* **Job**
Transcribe the full listing exactly, and drop every picture.

* **Data provided**
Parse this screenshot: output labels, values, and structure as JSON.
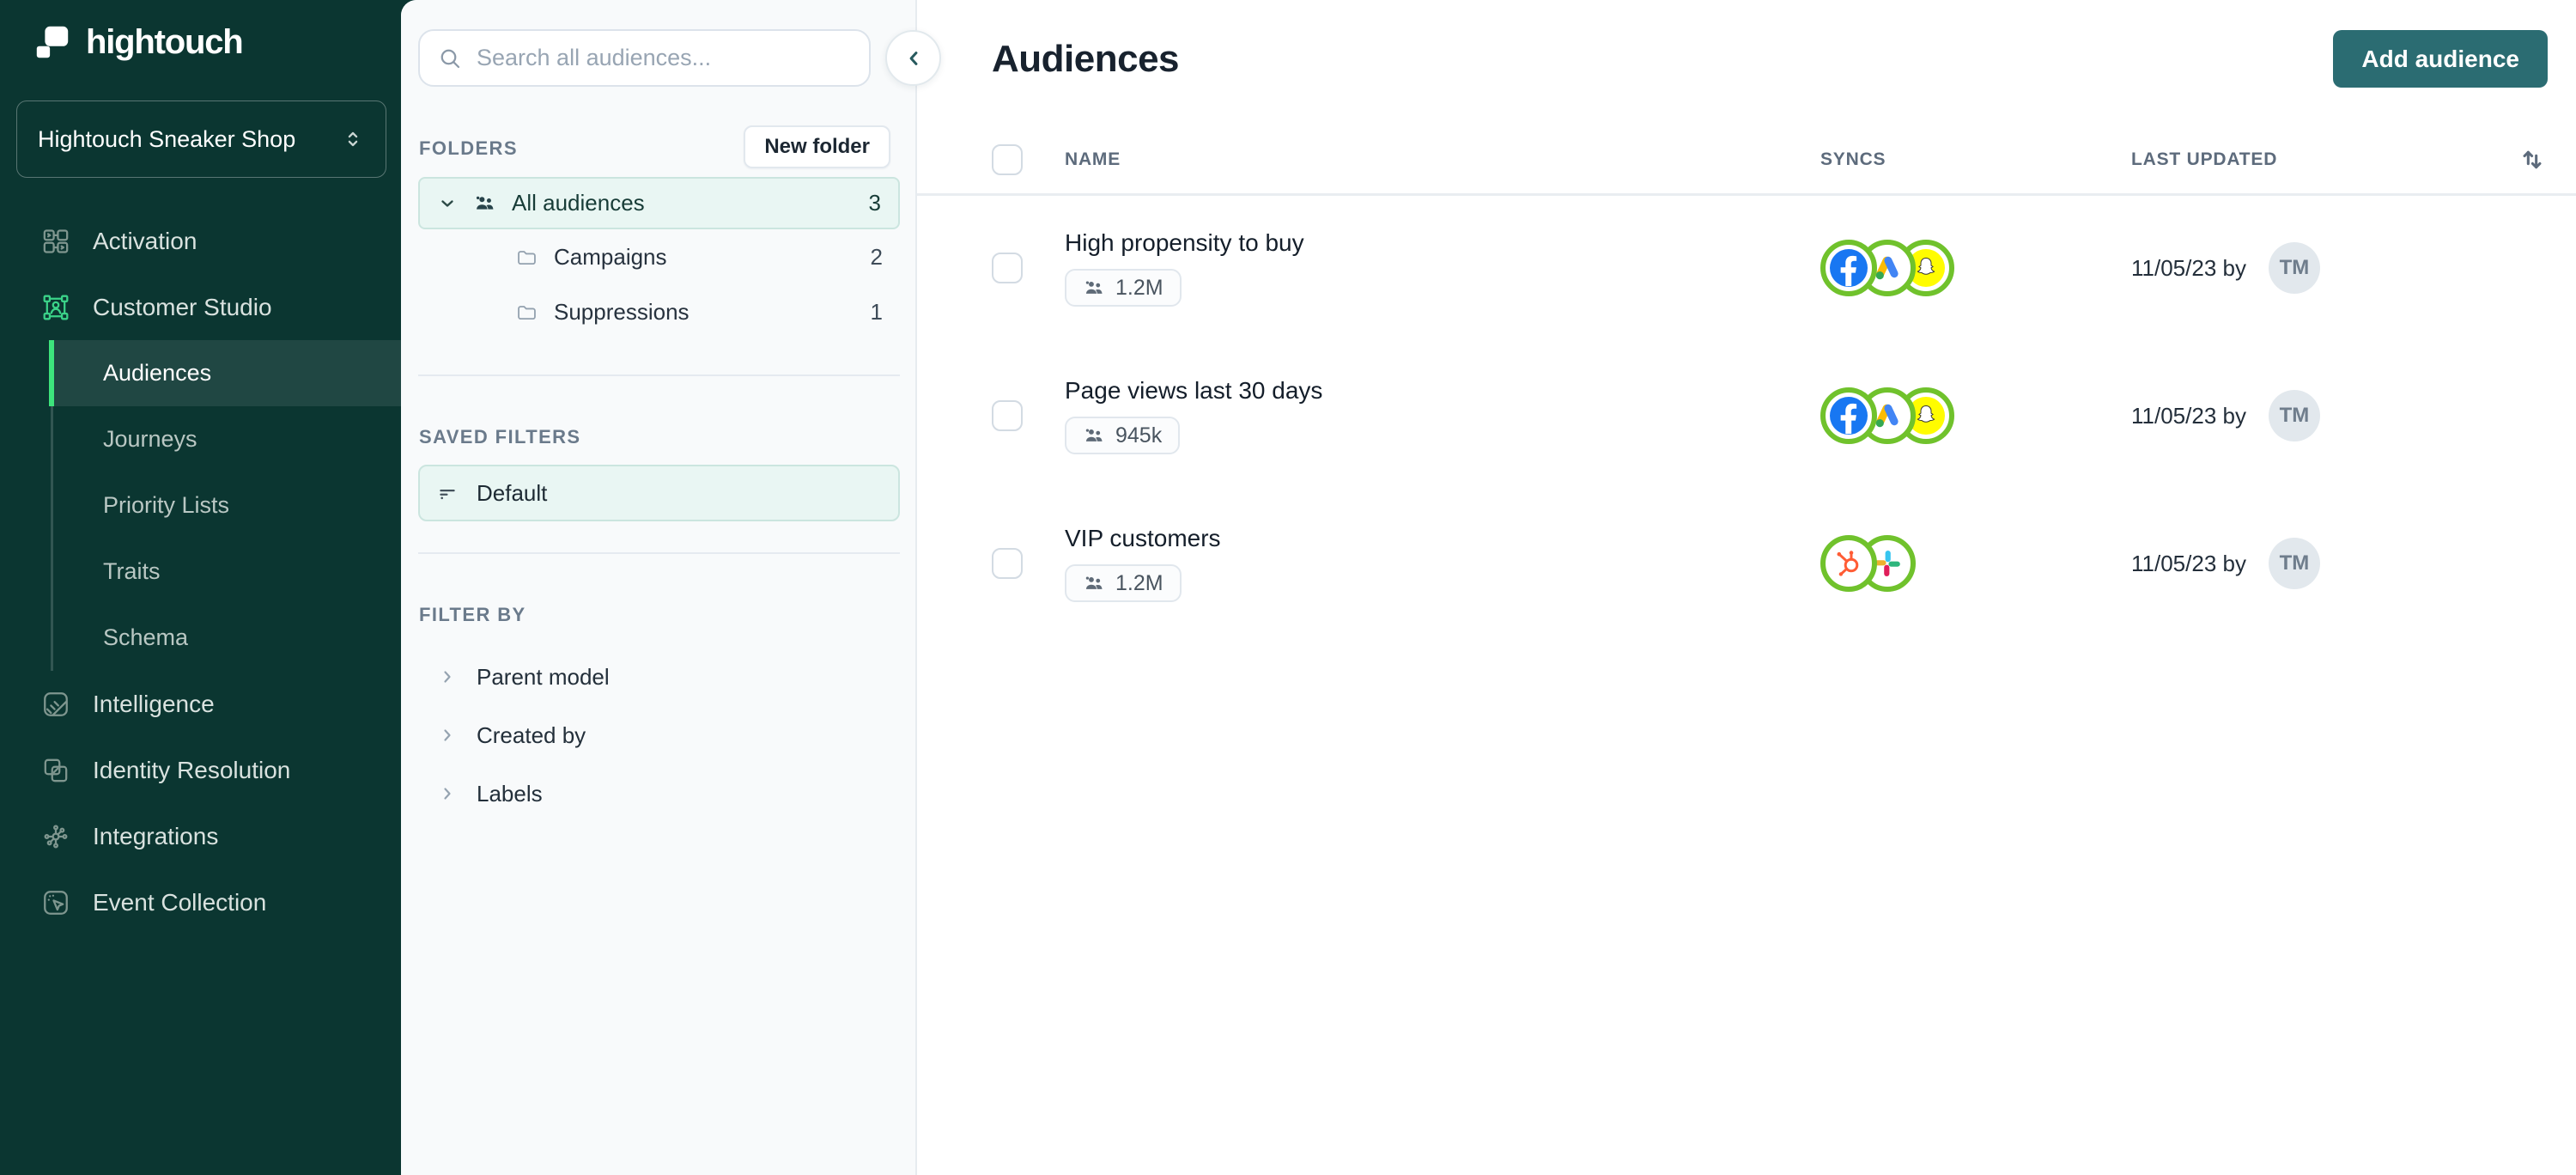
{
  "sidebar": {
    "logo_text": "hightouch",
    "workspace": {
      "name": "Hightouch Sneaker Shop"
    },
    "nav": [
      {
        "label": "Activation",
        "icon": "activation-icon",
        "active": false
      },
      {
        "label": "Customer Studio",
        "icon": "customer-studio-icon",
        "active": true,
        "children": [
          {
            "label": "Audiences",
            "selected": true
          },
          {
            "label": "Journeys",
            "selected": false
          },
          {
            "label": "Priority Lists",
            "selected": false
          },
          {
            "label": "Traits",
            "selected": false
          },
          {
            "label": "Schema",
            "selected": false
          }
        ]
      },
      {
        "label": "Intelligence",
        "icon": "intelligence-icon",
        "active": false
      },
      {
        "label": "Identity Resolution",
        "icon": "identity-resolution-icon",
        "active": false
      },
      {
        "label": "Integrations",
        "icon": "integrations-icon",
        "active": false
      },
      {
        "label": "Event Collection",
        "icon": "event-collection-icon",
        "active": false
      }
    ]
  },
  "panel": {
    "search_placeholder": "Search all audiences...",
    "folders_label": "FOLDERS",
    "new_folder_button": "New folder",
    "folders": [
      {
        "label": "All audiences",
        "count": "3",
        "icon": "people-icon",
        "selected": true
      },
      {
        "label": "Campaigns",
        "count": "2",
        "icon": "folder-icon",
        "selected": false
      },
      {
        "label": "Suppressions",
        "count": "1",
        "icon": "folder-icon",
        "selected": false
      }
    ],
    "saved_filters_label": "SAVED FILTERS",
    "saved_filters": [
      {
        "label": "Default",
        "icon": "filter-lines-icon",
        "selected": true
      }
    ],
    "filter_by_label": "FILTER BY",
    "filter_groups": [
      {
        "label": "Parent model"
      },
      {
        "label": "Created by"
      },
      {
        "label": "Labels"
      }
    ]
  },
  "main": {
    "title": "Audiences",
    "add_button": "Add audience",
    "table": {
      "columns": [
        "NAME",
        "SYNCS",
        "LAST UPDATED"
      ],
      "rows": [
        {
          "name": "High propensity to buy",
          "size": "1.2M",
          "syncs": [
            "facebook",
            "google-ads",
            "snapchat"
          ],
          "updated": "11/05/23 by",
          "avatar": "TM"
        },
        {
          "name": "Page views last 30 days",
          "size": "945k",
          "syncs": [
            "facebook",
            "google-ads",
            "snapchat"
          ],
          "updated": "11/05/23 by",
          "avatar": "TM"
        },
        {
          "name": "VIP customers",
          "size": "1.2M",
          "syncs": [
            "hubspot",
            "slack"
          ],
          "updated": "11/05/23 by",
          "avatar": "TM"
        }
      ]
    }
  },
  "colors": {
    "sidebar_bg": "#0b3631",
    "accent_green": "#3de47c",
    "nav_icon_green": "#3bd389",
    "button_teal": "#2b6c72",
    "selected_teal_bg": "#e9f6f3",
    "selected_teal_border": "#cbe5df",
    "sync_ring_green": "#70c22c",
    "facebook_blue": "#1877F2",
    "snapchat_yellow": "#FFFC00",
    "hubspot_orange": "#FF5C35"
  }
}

* **Exercise response**
Parse this screenshot: output labels, values, and structure as JSON.
{
  "sidebar": {
    "logo_text": "hightouch",
    "workspace": {
      "name": "Hightouch Sneaker Shop"
    },
    "nav": [
      {
        "label": "Activation",
        "icon": "activation-icon",
        "active": false
      },
      {
        "label": "Customer Studio",
        "icon": "customer-studio-icon",
        "active": true,
        "children": [
          {
            "label": "Audiences",
            "selected": true
          },
          {
            "label": "Journeys",
            "selected": false
          },
          {
            "label": "Priority Lists",
            "selected": false
          },
          {
            "label": "Traits",
            "selected": false
          },
          {
            "label": "Schema",
            "selected": false
          }
        ]
      },
      {
        "label": "Intelligence",
        "icon": "intelligence-icon",
        "active": false
      },
      {
        "label": "Identity Resolution",
        "icon": "identity-resolution-icon",
        "active": false
      },
      {
        "label": "Integrations",
        "icon": "integrations-icon",
        "active": false
      },
      {
        "label": "Event Collection",
        "icon": "event-collection-icon",
        "active": false
      }
    ]
  },
  "panel": {
    "search_placeholder": "Search all audiences...",
    "folders_label": "FOLDERS",
    "new_folder_button": "New folder",
    "folders": [
      {
        "label": "All audiences",
        "count": "3",
        "icon": "people-icon",
        "selected": true
      },
      {
        "label": "Campaigns",
        "count": "2",
        "icon": "folder-icon",
        "selected": false
      },
      {
        "label": "Suppressions",
        "count": "1",
        "icon": "folder-icon",
        "selected": false
      }
    ],
    "saved_filters_label": "SAVED FILTERS",
    "saved_filters": [
      {
        "label": "Default",
        "icon": "filter-lines-icon",
        "selected": true
      }
    ],
    "filter_by_label": "FILTER BY",
    "filter_groups": [
      {
        "label": "Parent model"
      },
      {
        "label": "Created by"
      },
      {
        "label": "Labels"
      }
    ]
  },
  "main": {
    "title": "Audiences",
    "add_button": "Add audience",
    "table": {
      "columns": [
        "NAME",
        "SYNCS",
        "LAST UPDATED"
      ],
      "rows": [
        {
          "name": "High propensity to buy",
          "size": "1.2M",
          "syncs": [
            "facebook",
            "google-ads",
            "snapchat"
          ],
          "updated": "11/05/23 by",
          "avatar": "TM"
        },
        {
          "name": "Page views last 30 days",
          "size": "945k",
          "syncs": [
            "facebook",
            "google-ads",
            "snapchat"
          ],
          "updated": "11/05/23 by",
          "avatar": "TM"
        },
        {
          "name": "VIP customers",
          "size": "1.2M",
          "syncs": [
            "hubspot",
            "slack"
          ],
          "updated": "11/05/23 by",
          "avatar": "TM"
        }
      ]
    }
  },
  "colors": {
    "sidebar_bg": "#0b3631",
    "accent_green": "#3de47c",
    "nav_icon_green": "#3bd389",
    "button_teal": "#2b6c72",
    "selected_teal_bg": "#e9f6f3",
    "selected_teal_border": "#cbe5df",
    "sync_ring_green": "#70c22c",
    "facebook_blue": "#1877F2",
    "snapchat_yellow": "#FFFC00",
    "hubspot_orange": "#FF5C35"
  }
}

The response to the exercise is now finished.